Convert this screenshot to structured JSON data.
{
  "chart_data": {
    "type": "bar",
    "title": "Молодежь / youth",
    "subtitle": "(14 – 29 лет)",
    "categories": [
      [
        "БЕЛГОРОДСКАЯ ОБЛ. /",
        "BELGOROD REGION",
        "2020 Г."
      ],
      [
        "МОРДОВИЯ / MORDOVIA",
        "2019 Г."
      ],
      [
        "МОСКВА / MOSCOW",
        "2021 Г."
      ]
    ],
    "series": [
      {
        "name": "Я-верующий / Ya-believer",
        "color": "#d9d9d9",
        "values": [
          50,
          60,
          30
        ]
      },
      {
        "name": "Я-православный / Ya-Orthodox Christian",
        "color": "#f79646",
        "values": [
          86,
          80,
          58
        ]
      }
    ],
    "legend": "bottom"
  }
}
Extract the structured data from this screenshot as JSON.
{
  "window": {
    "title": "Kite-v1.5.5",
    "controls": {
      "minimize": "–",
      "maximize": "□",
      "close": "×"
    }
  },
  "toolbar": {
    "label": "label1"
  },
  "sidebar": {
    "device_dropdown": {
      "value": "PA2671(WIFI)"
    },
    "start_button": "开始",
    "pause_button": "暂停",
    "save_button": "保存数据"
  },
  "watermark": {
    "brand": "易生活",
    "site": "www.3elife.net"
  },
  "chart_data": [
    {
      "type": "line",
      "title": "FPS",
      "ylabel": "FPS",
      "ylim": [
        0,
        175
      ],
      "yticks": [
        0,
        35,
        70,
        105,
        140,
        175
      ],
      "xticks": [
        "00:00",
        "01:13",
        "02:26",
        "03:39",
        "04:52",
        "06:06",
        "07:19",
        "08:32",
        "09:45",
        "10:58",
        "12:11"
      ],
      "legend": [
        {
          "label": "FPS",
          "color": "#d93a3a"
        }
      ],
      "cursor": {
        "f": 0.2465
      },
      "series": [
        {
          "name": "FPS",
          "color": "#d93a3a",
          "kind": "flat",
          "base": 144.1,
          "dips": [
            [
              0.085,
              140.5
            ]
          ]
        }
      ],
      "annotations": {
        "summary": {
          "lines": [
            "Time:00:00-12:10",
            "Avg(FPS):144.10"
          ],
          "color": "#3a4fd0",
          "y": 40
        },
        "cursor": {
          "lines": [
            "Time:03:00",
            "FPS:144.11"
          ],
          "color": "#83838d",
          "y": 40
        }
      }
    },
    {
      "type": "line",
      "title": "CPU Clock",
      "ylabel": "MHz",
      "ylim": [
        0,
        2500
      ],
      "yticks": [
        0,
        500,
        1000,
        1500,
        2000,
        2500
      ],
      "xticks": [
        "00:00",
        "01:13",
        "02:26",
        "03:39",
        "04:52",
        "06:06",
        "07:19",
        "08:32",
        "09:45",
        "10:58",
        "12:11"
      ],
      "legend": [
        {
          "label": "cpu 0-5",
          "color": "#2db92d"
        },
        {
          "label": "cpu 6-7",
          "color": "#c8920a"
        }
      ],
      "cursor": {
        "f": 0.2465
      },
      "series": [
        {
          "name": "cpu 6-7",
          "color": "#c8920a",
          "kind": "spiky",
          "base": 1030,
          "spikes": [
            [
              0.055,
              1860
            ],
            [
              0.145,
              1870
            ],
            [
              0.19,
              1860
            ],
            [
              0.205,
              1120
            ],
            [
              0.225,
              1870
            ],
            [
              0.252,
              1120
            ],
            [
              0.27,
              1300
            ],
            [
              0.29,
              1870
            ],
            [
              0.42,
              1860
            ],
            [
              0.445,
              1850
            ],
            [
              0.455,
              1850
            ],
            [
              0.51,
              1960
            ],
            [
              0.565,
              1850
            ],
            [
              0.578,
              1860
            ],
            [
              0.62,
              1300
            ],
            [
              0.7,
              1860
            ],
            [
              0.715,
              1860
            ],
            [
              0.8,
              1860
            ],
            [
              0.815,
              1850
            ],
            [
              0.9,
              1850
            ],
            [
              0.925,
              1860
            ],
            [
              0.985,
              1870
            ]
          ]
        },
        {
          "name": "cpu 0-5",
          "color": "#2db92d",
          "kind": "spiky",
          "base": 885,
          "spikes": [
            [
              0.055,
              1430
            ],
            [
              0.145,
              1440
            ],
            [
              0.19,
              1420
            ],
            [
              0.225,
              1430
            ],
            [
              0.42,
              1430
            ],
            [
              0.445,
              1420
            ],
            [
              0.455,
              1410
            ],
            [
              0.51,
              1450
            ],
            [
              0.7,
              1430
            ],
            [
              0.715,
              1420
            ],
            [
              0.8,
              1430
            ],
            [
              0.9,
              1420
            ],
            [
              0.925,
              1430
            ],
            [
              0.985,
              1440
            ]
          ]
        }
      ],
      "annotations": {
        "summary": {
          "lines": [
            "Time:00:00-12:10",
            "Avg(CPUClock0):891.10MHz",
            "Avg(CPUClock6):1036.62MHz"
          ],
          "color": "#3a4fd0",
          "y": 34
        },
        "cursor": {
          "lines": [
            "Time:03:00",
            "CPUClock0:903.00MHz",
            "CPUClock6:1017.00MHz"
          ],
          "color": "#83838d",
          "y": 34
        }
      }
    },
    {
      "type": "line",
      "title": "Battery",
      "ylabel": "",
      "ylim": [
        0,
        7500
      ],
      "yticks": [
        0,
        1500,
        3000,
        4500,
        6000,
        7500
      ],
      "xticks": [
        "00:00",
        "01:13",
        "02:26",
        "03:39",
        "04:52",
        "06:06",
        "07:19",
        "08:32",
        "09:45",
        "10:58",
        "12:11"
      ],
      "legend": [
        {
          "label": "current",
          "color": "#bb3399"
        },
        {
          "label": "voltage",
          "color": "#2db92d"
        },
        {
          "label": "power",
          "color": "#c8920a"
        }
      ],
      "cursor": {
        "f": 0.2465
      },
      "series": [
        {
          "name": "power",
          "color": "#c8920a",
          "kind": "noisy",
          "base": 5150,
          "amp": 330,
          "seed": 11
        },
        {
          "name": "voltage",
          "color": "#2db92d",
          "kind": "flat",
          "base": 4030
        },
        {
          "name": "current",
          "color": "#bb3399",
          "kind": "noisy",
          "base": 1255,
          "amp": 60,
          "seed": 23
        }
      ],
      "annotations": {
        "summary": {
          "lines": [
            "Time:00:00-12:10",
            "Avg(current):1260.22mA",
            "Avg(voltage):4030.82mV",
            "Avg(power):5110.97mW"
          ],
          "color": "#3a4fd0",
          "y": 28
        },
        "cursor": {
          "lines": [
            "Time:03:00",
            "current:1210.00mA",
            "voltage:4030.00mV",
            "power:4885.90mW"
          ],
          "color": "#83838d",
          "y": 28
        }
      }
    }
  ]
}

GOAL OF THE EXERCISE |
Where a line of the entries contains the word "structured", copy that line.

THE RESULT |
Convert this screenshot to structured JSON data.
Extract the structured data from this screenshot as JSON.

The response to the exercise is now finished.